Exercise description =>
Copy each line with the word "View" in it.

[Stored data]
+ + +
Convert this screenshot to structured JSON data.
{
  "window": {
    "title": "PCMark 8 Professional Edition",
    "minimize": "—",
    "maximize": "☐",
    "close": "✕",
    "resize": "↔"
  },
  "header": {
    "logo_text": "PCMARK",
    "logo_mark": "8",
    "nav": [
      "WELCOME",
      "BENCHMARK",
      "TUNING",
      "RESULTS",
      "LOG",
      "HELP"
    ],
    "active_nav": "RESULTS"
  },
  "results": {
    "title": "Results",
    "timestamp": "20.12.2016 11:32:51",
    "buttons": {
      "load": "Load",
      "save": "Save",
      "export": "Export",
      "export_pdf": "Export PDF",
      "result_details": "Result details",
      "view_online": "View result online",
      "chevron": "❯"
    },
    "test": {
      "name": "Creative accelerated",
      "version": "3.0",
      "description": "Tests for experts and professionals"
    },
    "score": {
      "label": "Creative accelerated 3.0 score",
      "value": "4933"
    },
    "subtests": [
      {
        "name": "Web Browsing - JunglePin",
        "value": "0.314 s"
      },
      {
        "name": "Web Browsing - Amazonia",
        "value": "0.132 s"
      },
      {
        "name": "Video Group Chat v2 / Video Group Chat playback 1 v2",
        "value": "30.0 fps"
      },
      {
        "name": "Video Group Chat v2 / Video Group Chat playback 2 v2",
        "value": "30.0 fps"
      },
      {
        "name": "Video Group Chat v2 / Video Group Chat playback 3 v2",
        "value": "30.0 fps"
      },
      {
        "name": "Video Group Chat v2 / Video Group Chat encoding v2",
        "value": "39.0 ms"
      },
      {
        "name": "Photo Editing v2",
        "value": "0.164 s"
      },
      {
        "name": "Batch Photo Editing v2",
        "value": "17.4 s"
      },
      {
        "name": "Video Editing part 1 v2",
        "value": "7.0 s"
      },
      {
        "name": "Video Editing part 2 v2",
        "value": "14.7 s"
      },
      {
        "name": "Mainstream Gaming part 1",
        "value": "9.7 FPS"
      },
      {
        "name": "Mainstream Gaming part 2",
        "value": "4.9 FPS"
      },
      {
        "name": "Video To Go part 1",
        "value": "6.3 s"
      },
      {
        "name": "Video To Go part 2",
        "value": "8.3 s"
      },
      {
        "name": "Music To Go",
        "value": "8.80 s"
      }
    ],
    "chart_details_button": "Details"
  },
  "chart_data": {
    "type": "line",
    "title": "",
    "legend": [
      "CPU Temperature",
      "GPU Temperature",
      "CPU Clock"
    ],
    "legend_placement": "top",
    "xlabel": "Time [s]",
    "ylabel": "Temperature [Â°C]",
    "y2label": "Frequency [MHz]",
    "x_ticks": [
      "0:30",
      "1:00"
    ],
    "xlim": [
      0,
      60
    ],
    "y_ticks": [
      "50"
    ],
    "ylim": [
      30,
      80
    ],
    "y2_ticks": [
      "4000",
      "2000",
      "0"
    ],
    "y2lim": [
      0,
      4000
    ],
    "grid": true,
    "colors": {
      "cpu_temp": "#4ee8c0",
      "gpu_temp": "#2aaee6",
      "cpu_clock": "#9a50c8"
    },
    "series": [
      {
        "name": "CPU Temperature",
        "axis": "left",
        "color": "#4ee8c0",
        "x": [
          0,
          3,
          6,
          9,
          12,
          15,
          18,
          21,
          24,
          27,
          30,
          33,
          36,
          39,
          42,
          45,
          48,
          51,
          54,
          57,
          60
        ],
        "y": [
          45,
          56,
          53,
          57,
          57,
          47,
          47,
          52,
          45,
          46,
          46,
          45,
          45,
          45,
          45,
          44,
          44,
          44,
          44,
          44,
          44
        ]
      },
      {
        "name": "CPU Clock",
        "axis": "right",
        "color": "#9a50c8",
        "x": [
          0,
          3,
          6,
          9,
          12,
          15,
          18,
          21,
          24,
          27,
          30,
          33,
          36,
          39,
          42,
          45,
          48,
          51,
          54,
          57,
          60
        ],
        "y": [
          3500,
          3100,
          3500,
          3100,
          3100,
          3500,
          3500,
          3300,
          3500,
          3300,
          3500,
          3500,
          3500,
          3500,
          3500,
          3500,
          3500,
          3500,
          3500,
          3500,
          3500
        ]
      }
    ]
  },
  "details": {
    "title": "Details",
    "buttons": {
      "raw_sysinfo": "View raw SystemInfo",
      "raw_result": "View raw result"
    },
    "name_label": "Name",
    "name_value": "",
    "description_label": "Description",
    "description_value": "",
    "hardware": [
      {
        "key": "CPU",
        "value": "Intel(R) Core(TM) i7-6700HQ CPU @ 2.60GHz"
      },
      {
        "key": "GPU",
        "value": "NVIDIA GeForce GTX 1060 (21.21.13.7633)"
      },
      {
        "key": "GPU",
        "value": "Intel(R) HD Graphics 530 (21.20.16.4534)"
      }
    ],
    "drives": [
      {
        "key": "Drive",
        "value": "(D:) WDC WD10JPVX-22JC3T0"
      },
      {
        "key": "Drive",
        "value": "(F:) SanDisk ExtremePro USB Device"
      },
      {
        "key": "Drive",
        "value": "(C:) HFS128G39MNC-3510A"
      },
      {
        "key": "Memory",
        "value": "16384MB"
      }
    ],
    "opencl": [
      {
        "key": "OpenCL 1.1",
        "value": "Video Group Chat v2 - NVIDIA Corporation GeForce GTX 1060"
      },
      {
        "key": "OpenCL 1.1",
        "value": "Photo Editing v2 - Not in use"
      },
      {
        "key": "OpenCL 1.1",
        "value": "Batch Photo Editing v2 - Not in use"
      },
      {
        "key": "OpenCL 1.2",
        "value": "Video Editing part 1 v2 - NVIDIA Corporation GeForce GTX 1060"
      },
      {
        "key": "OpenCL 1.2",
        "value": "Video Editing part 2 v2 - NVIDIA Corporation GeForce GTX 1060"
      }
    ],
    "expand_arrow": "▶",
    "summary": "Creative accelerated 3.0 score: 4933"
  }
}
+ + +
The answer =>
      "view_online": "View result online",
      "raw_sysinfo": "View raw SystemInfo",
      "raw_result": "View raw result"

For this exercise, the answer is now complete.